- **Lectura**

No sabía que siete años más tarde, el 4 de febrero de 1976, me tocaría en suerte sufrir en todo el rigor de la palabra el terremoto de San Gilberto. Era entonces estudiante (de primer día) del cuarto año de la carrera de medicina. El sismo me tomó recién terminado mi primer turno y así comenzó mi vida hospitalaria. Salí del hospital Roosevelt casi un mes después.
Ya graduado, fui médico del Hospital Regional de Cobán en la época más cruenta del conflicto armado interno. Iluso yo, asumí la falsa esperanza que me invadió durante los meses posteriores al terremoto y, cuando se firmaron los Acuerdos de Paz, aseguré que nunca más volveríamos a sobrellevar un desastre. No sabía que tan solo un mes después de esa firma se desataría en Guatemala una epidemia de cólera morbus que, entre el 1 de enero y el 31 de diciembre de 1997, acumuló más de mil casos documentados. Alta Verapaz fue uno de los departamentos más afectados.
Vino luego un lapso de relativa tranquilidad, pero en 2009 hizo aparición el primer caso de gripe A (H1N1). A diferencia de los desastres anteriores, este se manejó con las pezuñas y no con la cabeza. Se minimizó su impacto, se impidió que los funcionarios de salud pública cumplieran a cabalidad con su cometido y se permitieron las aglomeraciones con las consecuencias funestas que eran de esperarse. Entre las víctimas recuerdo el caso de una colega médica que dejó en la orfandad a su hijo adolescente, un destacado alumno de educación media. La inacción del Estado fue manifiesta a ojos vistas. Solo en un centro educativo de nuestra localidad hubo más de 70 casos que no fueron documentados.

- **Consigna A**
Transcribe de la lectura el fragmento que comienza con "Ya graduado, fui" y continúa hasta "departamentos más afectados.".
- **Consigna B**
Resume en forma de lista el párrafo de la lectura que empieza con "Vino luego un lapso de relativa tranquilidad", conservando sus datos principales.
- **Consigna C**
Responde con base en la lectura:
(i) ¿En qué fecha ocurrió el terremoto de San Gilberto?
(ii) ¿En qué hospital trabajó como médico quien narra durante la época más cruenta del conflicto armado interno?
(iii) ¿Cuántos casos documentados acumuló la epidemia de cólera morbus en 1997?
El material que aparece a continuación no guarda relación con la lectura.

- **Fragmentos del material**

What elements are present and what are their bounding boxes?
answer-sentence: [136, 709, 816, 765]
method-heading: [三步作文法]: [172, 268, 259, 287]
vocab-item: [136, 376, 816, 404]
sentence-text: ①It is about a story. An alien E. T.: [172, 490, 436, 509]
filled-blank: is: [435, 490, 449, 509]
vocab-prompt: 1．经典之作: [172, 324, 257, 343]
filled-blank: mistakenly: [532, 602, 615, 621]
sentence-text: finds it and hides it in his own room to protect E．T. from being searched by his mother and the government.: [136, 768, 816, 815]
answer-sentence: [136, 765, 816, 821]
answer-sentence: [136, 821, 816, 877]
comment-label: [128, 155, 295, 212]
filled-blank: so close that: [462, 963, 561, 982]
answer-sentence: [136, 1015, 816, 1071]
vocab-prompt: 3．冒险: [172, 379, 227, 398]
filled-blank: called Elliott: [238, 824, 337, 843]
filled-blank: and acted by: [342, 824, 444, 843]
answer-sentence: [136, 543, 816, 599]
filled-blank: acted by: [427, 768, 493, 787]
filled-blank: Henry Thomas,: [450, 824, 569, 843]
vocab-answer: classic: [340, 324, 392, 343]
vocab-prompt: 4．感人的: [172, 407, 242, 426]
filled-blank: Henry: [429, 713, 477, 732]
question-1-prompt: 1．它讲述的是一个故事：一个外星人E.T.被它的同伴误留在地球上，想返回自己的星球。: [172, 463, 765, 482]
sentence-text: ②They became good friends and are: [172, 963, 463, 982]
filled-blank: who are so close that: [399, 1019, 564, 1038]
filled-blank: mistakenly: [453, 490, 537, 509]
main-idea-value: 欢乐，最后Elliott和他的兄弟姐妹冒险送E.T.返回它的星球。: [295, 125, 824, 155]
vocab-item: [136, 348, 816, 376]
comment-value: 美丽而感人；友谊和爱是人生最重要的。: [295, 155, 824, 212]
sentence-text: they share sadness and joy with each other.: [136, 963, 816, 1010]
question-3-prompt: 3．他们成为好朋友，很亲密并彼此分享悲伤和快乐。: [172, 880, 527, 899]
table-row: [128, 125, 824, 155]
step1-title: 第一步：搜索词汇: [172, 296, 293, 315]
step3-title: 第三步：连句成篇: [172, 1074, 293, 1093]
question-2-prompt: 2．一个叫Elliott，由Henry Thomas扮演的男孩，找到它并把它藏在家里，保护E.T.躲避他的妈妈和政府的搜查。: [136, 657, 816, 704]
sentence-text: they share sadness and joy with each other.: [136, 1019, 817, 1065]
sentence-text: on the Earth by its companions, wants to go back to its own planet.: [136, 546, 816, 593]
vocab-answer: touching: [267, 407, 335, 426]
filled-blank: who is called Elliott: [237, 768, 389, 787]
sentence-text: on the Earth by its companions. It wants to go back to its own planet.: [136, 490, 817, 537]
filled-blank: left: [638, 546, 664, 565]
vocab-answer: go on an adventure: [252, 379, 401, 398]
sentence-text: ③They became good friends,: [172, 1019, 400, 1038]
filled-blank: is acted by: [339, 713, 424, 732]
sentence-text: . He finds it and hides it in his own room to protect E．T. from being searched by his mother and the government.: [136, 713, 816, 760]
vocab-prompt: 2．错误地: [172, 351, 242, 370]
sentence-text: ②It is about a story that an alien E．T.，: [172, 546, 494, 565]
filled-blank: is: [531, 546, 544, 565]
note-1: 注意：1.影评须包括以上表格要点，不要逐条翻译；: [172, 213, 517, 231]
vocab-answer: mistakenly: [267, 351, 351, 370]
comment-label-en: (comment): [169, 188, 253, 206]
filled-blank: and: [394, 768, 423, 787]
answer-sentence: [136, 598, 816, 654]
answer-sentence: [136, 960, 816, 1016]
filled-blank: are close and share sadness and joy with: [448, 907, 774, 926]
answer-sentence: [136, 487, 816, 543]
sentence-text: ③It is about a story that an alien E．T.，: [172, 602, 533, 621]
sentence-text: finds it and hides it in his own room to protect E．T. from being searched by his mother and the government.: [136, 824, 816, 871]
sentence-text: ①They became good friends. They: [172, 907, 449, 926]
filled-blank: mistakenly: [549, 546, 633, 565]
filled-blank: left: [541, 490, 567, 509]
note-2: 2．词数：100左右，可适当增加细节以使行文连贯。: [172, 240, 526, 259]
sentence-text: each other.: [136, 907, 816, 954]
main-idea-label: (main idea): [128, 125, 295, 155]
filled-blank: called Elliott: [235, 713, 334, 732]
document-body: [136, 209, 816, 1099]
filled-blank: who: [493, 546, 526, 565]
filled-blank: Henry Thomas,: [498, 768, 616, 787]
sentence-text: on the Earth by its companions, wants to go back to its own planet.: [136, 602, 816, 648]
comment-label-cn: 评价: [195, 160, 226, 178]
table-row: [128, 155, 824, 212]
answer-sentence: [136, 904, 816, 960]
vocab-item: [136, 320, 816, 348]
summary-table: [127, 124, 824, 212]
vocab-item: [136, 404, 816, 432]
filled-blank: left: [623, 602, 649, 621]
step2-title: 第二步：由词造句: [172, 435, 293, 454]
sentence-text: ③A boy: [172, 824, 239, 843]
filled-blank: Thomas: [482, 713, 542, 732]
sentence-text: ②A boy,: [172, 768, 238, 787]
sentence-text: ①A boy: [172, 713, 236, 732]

- **Respuesta A**
Ya graduado, fui médico del Hospital Regional de Cobán en la época más cruenta del conflicto armado interno. Iluso yo, asumí la falsa esperanza que me invadió durante los meses posteriores al terremoto y, cuando se firmaron los Acuerdos de Paz, aseguré que nunca más volveríamos a sobrellevar un desastre. No sabía que tan solo un mes después de esa firma se desataría en Guatemala una epidemia de cólera morbus que, entre el 1 de enero y el 31 de diciembre de 1997, acumuló más de mil casos documentados. Alta Verapaz fue uno de los departamentos más afectados.

- **Respuesta B**
- Tras un periodo de relativa tranquilidad, en 2009 apareció el primer caso de gripe A (H1N1).
- A diferencia de los desastres anteriores, este se manejó mal: se minimizó su impacto, se impidió que los funcionarios de salud pública cumplieran su cometido y se permitieron aglomeraciones.
- Entre las víctimas hubo una colega médica que dejó huérfano a su hijo adolescente.
- La inacción del Estado fue evidente: solo en un centro educativo de la localidad hubo más de 70 casos no documentados.

- **Respuesta C**
(i) El 4 de febrero de 1976.
(ii) En el Hospital Regional de Cobán.
(iii) Más de mil casos.